§ **What you will do**
Find the lines holding the word "title" and collect them.

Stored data

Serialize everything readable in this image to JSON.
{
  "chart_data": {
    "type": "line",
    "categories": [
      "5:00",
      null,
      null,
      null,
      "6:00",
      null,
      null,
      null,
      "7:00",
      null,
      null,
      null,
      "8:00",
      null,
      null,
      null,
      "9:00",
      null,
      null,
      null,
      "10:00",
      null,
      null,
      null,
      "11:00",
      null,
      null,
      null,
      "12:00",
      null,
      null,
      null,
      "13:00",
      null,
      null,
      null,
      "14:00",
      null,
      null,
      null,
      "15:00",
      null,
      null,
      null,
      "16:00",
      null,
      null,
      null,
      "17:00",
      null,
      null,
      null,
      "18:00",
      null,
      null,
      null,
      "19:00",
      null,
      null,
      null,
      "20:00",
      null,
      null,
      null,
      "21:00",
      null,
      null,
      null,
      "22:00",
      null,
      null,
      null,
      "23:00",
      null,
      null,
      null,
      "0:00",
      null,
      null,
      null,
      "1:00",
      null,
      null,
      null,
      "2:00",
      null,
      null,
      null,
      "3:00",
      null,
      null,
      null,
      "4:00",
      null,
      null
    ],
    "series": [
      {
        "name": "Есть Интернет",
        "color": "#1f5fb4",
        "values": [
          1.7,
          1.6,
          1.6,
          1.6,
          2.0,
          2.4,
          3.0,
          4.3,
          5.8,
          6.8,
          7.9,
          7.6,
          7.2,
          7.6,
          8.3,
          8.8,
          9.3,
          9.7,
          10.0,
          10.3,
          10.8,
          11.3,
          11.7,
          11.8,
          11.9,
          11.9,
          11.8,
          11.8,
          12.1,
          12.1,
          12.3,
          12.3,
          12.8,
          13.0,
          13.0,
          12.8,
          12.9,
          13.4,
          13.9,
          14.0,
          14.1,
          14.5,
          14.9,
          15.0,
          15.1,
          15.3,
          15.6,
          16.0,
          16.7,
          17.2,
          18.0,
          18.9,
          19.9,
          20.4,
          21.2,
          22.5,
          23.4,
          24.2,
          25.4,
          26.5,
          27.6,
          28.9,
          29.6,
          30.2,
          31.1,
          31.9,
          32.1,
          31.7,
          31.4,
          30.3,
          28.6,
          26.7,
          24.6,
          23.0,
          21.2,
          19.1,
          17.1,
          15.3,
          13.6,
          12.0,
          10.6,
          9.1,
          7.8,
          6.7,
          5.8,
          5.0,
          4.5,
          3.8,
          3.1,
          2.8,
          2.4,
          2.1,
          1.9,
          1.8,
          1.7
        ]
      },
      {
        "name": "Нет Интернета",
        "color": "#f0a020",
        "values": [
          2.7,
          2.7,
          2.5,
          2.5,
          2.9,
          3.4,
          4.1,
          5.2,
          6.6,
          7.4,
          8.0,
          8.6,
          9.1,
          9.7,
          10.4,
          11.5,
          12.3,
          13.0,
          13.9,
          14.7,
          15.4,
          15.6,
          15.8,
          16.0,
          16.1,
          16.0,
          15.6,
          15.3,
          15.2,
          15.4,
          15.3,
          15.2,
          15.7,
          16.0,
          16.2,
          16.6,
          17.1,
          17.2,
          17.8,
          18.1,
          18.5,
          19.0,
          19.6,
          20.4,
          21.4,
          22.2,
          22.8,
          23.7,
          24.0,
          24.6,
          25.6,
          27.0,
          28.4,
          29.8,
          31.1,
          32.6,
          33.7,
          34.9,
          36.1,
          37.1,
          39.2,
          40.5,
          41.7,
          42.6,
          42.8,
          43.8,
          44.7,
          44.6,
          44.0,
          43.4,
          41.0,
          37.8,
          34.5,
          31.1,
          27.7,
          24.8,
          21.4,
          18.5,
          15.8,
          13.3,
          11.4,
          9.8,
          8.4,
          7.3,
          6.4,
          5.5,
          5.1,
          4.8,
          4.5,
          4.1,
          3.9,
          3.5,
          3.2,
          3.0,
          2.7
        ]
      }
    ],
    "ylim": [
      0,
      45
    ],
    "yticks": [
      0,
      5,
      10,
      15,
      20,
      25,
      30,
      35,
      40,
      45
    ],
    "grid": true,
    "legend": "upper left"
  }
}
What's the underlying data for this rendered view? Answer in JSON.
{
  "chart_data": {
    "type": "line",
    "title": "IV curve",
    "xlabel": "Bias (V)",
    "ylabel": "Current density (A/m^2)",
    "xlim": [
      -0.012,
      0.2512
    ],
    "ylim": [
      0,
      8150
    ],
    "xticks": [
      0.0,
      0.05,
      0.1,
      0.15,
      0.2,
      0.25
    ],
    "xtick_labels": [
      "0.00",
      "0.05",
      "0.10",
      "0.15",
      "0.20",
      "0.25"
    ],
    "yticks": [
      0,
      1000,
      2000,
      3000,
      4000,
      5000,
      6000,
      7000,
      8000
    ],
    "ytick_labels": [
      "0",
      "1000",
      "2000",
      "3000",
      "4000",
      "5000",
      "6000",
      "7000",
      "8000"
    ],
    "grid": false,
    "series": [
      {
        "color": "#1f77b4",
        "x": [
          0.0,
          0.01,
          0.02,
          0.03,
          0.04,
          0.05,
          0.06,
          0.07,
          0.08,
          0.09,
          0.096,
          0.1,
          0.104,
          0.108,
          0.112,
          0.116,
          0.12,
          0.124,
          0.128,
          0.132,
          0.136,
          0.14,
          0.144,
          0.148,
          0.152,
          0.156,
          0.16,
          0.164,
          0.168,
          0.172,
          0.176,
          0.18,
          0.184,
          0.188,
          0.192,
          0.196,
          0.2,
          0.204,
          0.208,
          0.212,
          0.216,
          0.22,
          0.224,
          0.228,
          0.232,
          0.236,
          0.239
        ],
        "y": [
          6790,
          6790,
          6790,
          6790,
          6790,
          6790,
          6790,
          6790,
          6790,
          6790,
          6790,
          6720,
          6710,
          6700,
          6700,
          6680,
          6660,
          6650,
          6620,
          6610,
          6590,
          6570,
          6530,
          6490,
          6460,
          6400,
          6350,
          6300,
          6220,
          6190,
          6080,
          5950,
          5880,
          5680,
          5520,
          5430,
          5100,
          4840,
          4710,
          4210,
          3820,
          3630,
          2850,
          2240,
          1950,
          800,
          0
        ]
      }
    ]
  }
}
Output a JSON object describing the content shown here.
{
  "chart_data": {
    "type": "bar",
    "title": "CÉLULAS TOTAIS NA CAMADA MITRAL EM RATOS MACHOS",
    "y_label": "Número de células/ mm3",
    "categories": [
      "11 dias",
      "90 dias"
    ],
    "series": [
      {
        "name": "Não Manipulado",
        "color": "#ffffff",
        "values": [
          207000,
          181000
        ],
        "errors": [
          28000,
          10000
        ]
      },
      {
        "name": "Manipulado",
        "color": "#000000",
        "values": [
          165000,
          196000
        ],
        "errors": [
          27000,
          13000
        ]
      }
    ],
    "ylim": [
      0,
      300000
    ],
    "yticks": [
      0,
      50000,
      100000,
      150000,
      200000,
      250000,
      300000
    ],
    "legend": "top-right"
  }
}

§ **Response below**
    "title": "IV curve",
    "title": "CÉLULAS TOTAIS NA CAMADA MITRAL EM RATOS MACHOS",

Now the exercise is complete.